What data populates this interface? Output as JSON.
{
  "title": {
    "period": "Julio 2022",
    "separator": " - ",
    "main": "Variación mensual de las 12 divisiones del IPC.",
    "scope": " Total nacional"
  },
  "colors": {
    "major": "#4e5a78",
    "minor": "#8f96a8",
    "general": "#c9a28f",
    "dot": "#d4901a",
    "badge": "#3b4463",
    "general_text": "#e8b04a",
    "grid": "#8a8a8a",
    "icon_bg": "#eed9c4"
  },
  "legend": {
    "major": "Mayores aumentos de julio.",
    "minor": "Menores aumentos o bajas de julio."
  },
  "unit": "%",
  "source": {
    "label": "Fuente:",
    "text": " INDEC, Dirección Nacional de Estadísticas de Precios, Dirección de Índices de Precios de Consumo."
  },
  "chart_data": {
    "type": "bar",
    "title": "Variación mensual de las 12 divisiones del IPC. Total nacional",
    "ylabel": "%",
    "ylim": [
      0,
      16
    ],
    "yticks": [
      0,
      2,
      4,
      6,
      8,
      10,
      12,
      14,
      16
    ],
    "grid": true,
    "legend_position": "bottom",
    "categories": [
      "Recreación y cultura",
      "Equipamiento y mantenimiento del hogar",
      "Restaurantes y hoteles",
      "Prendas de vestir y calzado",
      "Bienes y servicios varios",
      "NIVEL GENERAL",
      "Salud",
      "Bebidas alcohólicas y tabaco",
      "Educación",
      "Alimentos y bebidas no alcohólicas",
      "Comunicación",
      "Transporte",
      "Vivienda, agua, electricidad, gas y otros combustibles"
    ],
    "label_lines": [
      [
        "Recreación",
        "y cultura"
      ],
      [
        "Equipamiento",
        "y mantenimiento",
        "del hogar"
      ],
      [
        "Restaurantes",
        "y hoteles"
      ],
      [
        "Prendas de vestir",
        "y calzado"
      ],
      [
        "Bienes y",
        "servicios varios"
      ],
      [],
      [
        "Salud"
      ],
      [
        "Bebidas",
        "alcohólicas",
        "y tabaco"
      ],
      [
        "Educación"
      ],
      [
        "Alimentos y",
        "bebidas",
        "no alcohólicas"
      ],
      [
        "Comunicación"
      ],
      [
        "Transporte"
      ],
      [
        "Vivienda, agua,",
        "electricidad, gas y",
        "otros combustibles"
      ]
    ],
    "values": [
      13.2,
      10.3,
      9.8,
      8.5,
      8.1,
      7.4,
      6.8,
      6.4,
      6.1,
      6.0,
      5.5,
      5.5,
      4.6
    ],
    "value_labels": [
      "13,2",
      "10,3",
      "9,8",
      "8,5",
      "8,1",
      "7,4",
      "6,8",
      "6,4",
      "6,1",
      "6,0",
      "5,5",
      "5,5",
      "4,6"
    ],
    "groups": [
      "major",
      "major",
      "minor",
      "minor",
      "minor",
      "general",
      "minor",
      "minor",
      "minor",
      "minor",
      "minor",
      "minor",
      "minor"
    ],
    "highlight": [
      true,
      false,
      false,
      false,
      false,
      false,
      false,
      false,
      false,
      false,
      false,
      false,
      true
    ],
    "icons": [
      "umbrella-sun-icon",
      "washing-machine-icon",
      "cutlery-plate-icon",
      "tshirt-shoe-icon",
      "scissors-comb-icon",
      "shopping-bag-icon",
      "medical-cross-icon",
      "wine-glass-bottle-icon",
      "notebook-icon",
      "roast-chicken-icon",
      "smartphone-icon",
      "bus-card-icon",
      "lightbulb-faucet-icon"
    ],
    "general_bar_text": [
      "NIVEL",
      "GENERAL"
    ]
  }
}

☆ ☆ ☆

#### Job:
Above are some records; repeat all of them exactly.

#### Reply:
What data populates this interface? Output as JSON.
{
  "title": {
    "period": "Julio 2022",
    "separator": " - ",
    "main": "Variación mensual de las 12 divisiones del IPC.",
    "scope": " Total nacional"
  },
  "colors": {
    "major": "#4e5a78",
    "minor": "#8f96a8",
    "general": "#c9a28f",
    "dot": "#d4901a",
    "badge": "#3b4463",
    "general_text": "#e8b04a",
    "grid": "#8a8a8a",
    "icon_bg": "#eed9c4"
  },
  "legend": {
    "major": "Mayores aumentos de julio.",
    "minor": "Menores aumentos o bajas de julio."
  },
  "unit": "%",
  "source": {
    "label": "Fuente:",
    "text": " INDEC, Dirección Nacional de Estadísticas de Precios, Dirección de Índices de Precios de Consumo."
  },
  "chart_data": {
    "type": "bar",
    "title": "Variación mensual de las 12 divisiones del IPC. Total nacional",
    "ylabel": "%",
    "ylim": [
      0,
      16
    ],
    "yticks": [
      0,
      2,
      4,
      6,
      8,
      10,
      12,
      14,
      16
    ],
    "grid": true,
    "legend_position": "bottom",
    "categories": [
      "Recreación y cultura",
      "Equipamiento y mantenimiento del hogar",
      "Restaurantes y hoteles",
      "Prendas de vestir y calzado",
      "Bienes y servicios varios",
      "NIVEL GENERAL",
      "Salud",
      "Bebidas alcohólicas y tabaco",
      "Educación",
      "Alimentos y bebidas no alcohólicas",
      "Comunicación",
      "Transporte",
      "Vivienda, agua, electricidad, gas y otros combustibles"
    ],
    "label_lines": [
      [
        "Recreación",
        "y cultura"
      ],
      [
        "Equipamiento",
        "y mantenimiento",
        "del hogar"
      ],
      [
        "Restaurantes",
        "y hoteles"
      ],
      [
        "Prendas de vestir",
        "y calzado"
      ],
      [
        "Bienes y",
        "servicios varios"
      ],
      [],
      [
        "Salud"
      ],
      [
        "Bebidas",
        "alcohólicas",
        "y tabaco"
      ],
      [
        "Educación"
      ],
      [
        "Alimentos y",
        "bebidas",
        "no alcohólicas"
      ],
      [
        "Comunicación"
      ],
      [
        "Transporte"
      ],
      [
        "Vivienda, agua,",
        "electricidad, gas y",
        "otros combustibles"
      ]
    ],
    "values": [
      13.2,
      10.3,
      9.8,
      8.5,
      8.1,
      7.4,
      6.8,
      6.4,
      6.1,
      6.0,
      5.5,
      5.5,
      4.6
    ],
    "value_labels": [
      "13,2",
      "10,3",
      "9,8",
      "8,5",
      "8,1",
      "7,4",
      "6,8",
      "6,4",
      "6,1",
      "6,0",
      "5,5",
      "5,5",
      "4,6"
    ],
    "groups": [
      "major",
      "major",
      "minor",
      "minor",
      "minor",
      "general",
      "minor",
      "minor",
      "minor",
      "minor",
      "minor",
      "minor",
      "minor"
    ],
    "highlight": [
      true,
      false,
      false,
      false,
      false,
      false,
      false,
      false,
      false,
      false,
      false,
      false,
      true
    ],
    "icons": [
      "umbrella-sun-icon",
      "washing-machine-icon",
      "cutlery-plate-icon",
      "tshirt-shoe-icon",
      "scissors-comb-icon",
      "shopping-bag-icon",
      "medical-cross-icon",
      "wine-glass-bottle-icon",
      "notebook-icon",
      "roast-chicken-icon",
      "smartphone-icon",
      "bus-card-icon",
      "lightbulb-faucet-icon"
    ],
    "general_bar_text": [
      "NIVEL",
      "GENERAL"
    ]
  }
}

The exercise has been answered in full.